EXTRAIT DE PAGE:
--

De Paris, ce 7e de juin 1661.


a.

Bulderen, no cclx (tome ii, pages 278‑280).

1.

« sur la saignée à pratiquer κατ′ιξιν {a} dans les inflammations internes ». {b}


  1. Expression hippocratique que la médecine a ultérieurement utilisée dans deux sens : secundum longitudinem, en incisant la veine dans le sens de sa longueur, ou secundum rectitudinem, en saignant du même côté que la lésion inflammatoire (pleurésie, pneumonie, etc.) ; la seconde interprétation me paraît la meilleure.

  2. Les « inflammations internes » correspondaient globalement aux fièvres (v. note [6], lettre latine 412).

Ni son titre, pourtant singulier, ni le nom de son auteur ne m’ont permis de trouver ce livre dans les catalogues. V. note [5], lettre 577, pour le médecin bourguignon Henri Bourgeois (Henricus Citadinus), possible pseudonyme de Pierre Petit : s’agissait-il d’une supercherie de même farine ?

2.

Le baron Charles de Vateville (Watteville, Batteville ou Battevilla, mort en 1670), natif de Franche-Comté, alors espagnole, était entré de bonne heure au service de son roi. Il avait combattu dans la guerre de Guyenne (1650-1651, v. notes [46], lettre 226, et [19], lettre 274). Le cardinal de Retz a parlé de lui dans ses Mémoires (pages 1136 et suivantes, dans son voyage de Belle-Île vers l’Italie en traversant l’Espagne, en 1654) comme gouverneur de Saint-Sébastien (v. note [24], lettre 318) ; son nom figure dans le 8e article secret du traité des Pyrénées.

--

OBJECTIF A:
Présentez s'il vous plaît sous forme de tableau Markdown les lignes de la liste, en commençant par celle qui contient « value-label: Rp25.650 xyxy=(539,361,611,379) » et en continuant jusqu'à celle qui contient « legend-swatch xyxy=(736,169,747,180) » incluse. Utilisez les colonnes « N° » et « Ligne » et omettez les lignes vides.

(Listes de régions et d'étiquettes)
--

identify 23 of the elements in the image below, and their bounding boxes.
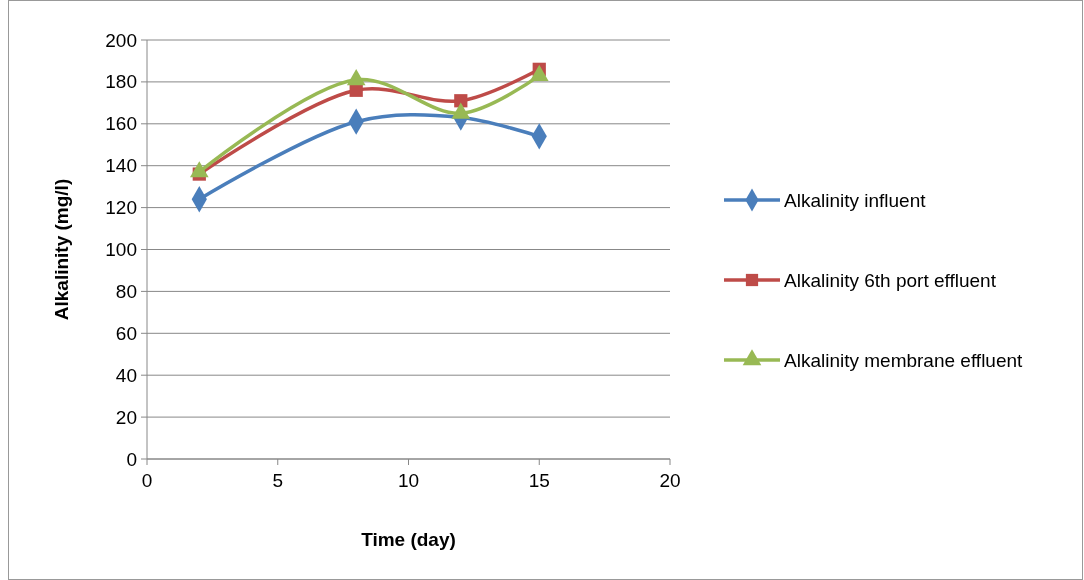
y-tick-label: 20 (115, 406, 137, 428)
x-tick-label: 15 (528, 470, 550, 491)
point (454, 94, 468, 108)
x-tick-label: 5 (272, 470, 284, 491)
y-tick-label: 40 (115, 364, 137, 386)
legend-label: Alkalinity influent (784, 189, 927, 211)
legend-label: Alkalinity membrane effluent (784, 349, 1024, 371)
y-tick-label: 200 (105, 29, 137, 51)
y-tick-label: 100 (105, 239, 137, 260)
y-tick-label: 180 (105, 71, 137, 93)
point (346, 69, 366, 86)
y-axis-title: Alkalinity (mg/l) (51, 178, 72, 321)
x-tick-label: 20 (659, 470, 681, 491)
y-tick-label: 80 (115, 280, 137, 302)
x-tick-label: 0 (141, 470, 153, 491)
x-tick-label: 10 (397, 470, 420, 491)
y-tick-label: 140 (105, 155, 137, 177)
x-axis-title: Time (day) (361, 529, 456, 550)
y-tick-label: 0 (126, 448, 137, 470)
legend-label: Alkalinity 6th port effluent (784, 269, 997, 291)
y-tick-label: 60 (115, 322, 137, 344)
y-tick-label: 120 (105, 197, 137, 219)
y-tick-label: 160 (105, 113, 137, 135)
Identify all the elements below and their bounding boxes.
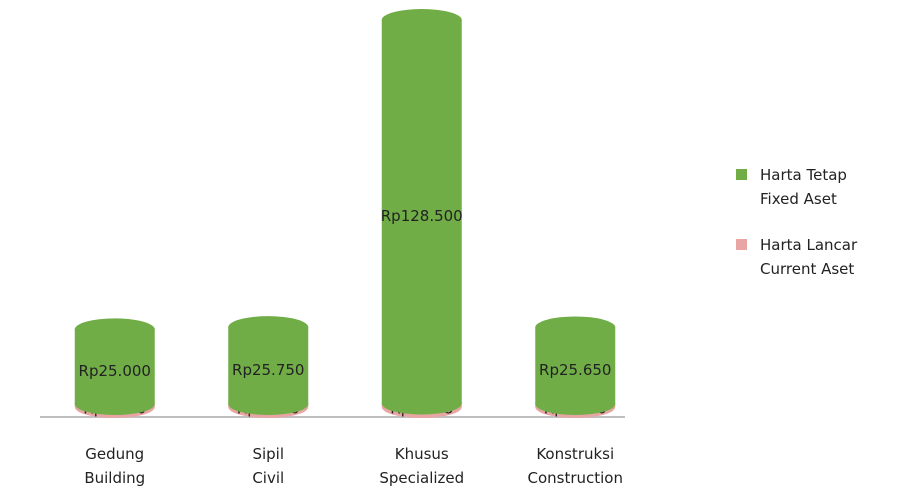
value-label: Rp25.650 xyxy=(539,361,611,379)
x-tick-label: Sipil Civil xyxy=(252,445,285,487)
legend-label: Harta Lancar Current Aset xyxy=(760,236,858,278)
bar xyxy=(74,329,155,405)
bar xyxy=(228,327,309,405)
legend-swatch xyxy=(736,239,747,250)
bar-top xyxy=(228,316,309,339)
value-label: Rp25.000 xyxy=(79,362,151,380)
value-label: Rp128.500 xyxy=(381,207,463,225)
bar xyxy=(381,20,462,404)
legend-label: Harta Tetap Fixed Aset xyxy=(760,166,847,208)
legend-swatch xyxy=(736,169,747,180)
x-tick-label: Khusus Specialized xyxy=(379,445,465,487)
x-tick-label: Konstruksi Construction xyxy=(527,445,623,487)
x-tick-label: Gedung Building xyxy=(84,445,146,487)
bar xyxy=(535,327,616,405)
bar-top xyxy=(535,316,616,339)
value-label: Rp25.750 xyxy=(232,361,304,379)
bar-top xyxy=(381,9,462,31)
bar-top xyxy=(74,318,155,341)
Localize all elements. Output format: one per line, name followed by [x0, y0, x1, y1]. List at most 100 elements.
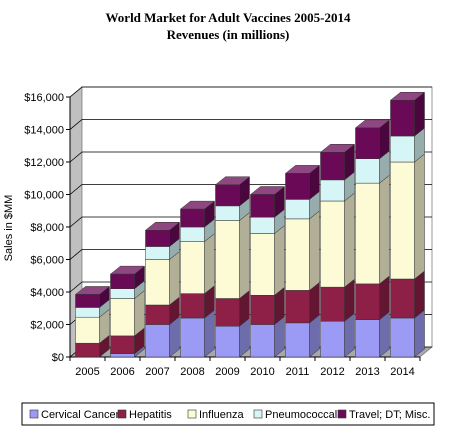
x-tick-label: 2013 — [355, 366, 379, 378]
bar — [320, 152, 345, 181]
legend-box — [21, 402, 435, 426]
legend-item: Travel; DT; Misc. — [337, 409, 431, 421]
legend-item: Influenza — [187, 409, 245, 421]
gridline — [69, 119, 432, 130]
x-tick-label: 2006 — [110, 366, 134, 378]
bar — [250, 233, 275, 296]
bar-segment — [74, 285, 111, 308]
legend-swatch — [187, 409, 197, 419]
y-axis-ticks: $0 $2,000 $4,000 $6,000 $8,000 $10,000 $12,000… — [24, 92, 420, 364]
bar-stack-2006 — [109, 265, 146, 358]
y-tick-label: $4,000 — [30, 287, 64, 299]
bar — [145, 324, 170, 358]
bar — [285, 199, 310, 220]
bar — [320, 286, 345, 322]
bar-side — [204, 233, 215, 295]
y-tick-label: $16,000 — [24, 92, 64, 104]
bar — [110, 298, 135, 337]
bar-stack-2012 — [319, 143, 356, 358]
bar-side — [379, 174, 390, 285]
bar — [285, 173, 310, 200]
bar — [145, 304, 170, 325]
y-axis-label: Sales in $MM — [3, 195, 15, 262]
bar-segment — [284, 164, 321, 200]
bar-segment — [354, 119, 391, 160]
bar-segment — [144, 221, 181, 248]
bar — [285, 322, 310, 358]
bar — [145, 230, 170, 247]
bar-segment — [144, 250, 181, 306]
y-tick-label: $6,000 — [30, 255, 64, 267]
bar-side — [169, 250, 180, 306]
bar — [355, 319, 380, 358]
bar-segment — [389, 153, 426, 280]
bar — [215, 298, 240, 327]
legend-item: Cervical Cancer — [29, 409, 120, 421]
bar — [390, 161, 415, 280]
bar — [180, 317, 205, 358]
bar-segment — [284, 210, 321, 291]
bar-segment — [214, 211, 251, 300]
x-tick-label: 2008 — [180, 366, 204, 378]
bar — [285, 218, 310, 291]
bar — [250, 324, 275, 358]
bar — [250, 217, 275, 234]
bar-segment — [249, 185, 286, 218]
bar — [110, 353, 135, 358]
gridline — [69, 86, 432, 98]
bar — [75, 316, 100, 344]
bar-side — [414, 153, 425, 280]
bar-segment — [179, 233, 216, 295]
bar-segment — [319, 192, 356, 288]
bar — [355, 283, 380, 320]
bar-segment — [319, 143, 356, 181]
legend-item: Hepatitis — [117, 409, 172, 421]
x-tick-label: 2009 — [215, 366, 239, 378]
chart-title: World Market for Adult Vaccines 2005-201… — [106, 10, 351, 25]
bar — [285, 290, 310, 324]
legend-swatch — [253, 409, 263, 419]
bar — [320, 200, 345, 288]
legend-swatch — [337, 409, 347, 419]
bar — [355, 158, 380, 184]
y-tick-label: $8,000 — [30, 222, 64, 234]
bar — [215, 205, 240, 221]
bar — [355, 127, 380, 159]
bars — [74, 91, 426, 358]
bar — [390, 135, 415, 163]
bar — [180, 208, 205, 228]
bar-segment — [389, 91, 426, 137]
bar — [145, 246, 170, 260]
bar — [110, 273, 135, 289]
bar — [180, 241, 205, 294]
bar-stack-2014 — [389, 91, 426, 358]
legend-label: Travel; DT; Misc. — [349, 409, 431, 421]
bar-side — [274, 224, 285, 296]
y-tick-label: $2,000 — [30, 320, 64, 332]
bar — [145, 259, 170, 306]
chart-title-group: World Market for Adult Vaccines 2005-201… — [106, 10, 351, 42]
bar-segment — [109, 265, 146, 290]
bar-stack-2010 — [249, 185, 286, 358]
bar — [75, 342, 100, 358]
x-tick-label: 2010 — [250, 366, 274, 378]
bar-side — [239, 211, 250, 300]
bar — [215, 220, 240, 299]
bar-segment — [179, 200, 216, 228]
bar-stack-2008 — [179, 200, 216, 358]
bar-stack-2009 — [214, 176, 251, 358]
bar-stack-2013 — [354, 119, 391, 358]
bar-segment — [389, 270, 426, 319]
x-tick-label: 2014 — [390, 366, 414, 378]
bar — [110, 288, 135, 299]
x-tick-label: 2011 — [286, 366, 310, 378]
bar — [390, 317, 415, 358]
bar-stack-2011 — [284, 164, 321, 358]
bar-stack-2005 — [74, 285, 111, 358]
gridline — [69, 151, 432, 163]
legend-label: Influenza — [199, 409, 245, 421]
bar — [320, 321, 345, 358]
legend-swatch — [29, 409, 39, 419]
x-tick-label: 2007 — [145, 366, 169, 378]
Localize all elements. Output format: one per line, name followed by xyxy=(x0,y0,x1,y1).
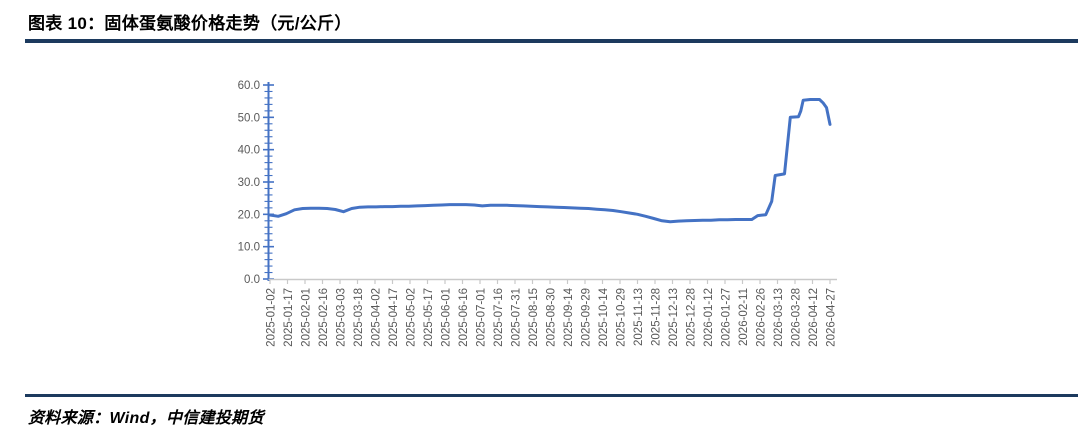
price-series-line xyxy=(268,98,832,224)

--

OBJECTIF B:
Relevez toutes les graphies du nom du baron Charles que donne l'extrait de page.

RÉPONSE COMPLÈTE A:
| N° | Ligne |
|---|---|
| 1 | value-label: Rp25.650 xyxy=(539,361,611,379) |
| 2 | x-tick-label: Sipil Civil xyxy=(252,445,285,487) |
| 3 | legend-label: Harta Lancar Current Aset xyxy=(760,236,858,278) |
| 4 | bar xyxy=(74,329,155,405) |
| 5 | bar xyxy=(228,327,309,405) |
| 6 | legend-swatch xyxy=(736,239,747,250) |
| 7 | bar-top xyxy=(228,316,309,339) |
| 8 | value-label: Rp25.000 xyxy=(79,362,151,380) |
| 9 | value-label: Rp128.500 xyxy=(381,207,463,225) |
| 10 | bar xyxy=(381,20,462,404) |
| 11 | legend-label: Harta Tetap Fixed Aset xyxy=(760,166,847,208) |
| 12 | legend-swatch xyxy=(736,169,747,180) |

RÉPONSE COMPLÈTE B:
- Vateville
- Watteville
- Batteville
- Battevilla